WORK TO COMPLETE: Quote the data below in full, minus the images.

MATERIALS PROVIDED:
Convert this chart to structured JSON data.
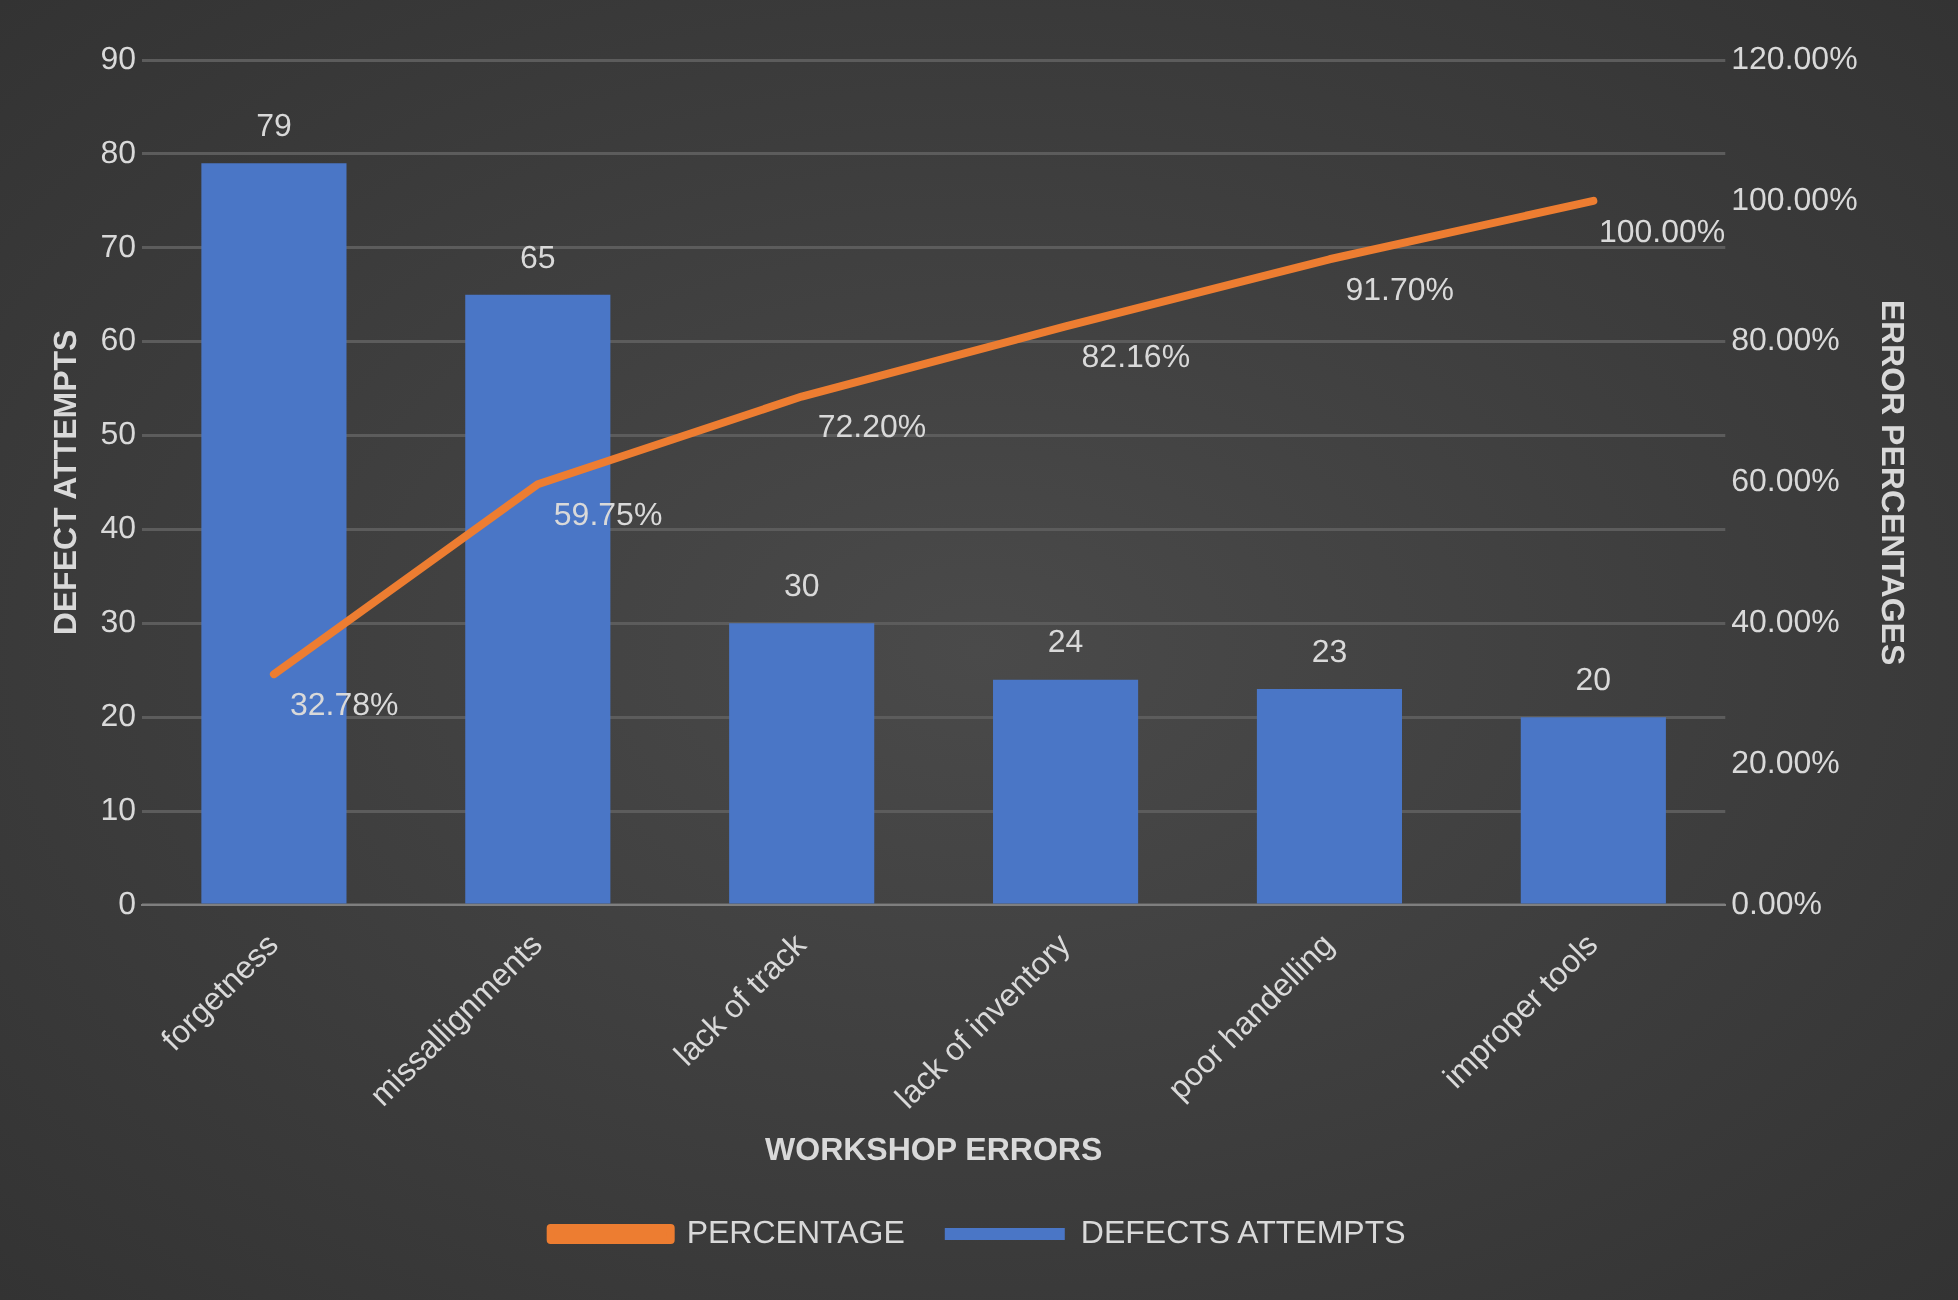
{
  "chart_data": {
    "type": "bar",
    "xlabel": "WORKSHOP ERRORS",
    "ylabel": "DEFECT ATTEMPTS",
    "y2label": "ERROR PERCENTAGES",
    "categories": [
      "forgetness",
      "missallignments",
      "lack of track",
      "lack of inventory",
      "poor handelling",
      "improper tools"
    ],
    "series": [
      {
        "name": "DEFECTS ATTEMPTS",
        "color": "#4a76c6",
        "values": [
          79,
          65,
          30,
          24,
          23,
          20
        ],
        "value_labels": [
          "79",
          "65",
          "30",
          "24",
          "23",
          "20"
        ]
      },
      {
        "name": "PERCENTAGE",
        "type": "line",
        "axis": "y2",
        "color": "#ed7d31",
        "marker": "none",
        "values": [
          32.78,
          59.75,
          72.2,
          82.16,
          91.7,
          100
        ],
        "value_labels": [
          "32.78%",
          "59.75%",
          "72.20%",
          "82.16%",
          "91.70%",
          "100.00%"
        ]
      }
    ],
    "ylim": [
      0,
      90
    ],
    "yticks": [
      0,
      10,
      20,
      30,
      40,
      50,
      60,
      70,
      80,
      90
    ],
    "y2lim": [
      0,
      120
    ],
    "y2ticks": [
      {
        "value": 0,
        "label": "0.00%"
      },
      {
        "value": 20,
        "label": "20.00%"
      },
      {
        "value": 40,
        "label": "40.00%"
      },
      {
        "value": 60,
        "label": "60.00%"
      },
      {
        "value": 80,
        "label": "80.00%"
      },
      {
        "value": 100,
        "label": "100.00%"
      },
      {
        "value": 120,
        "label": "120.00%"
      }
    ],
    "grid": "y",
    "legend": "bottom"
  }
}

TASK ANSWER:
Convert this chart to structured JSON data.
{
  "chart_data": {
    "type": "bar",
    "xlabel": "WORKSHOP ERRORS",
    "ylabel": "DEFECT ATTEMPTS",
    "y2label": "ERROR PERCENTAGES",
    "categories": [
      "forgetness",
      "missallignments",
      "lack of track",
      "lack of inventory",
      "poor handelling",
      "improper tools"
    ],
    "series": [
      {
        "name": "DEFECTS ATTEMPTS",
        "color": "#4a76c6",
        "values": [
          79,
          65,
          30,
          24,
          23,
          20
        ],
        "value_labels": [
          "79",
          "65",
          "30",
          "24",
          "23",
          "20"
        ]
      },
      {
        "name": "PERCENTAGE",
        "type": "line",
        "axis": "y2",
        "color": "#ed7d31",
        "marker": "none",
        "values": [
          32.78,
          59.75,
          72.2,
          82.16,
          91.7,
          100
        ],
        "value_labels": [
          "32.78%",
          "59.75%",
          "72.20%",
          "82.16%",
          "91.70%",
          "100.00%"
        ]
      }
    ],
    "ylim": [
      0,
      90
    ],
    "yticks": [
      0,
      10,
      20,
      30,
      40,
      50,
      60,
      70,
      80,
      90
    ],
    "y2lim": [
      0,
      120
    ],
    "y2ticks": [
      {
        "value": 0,
        "label": "0.00%"
      },
      {
        "value": 20,
        "label": "20.00%"
      },
      {
        "value": 40,
        "label": "40.00%"
      },
      {
        "value": 60,
        "label": "60.00%"
      },
      {
        "value": 80,
        "label": "80.00%"
      },
      {
        "value": 100,
        "label": "100.00%"
      },
      {
        "value": 120,
        "label": "120.00%"
      }
    ],
    "grid": "y",
    "legend": "bottom"
  }
}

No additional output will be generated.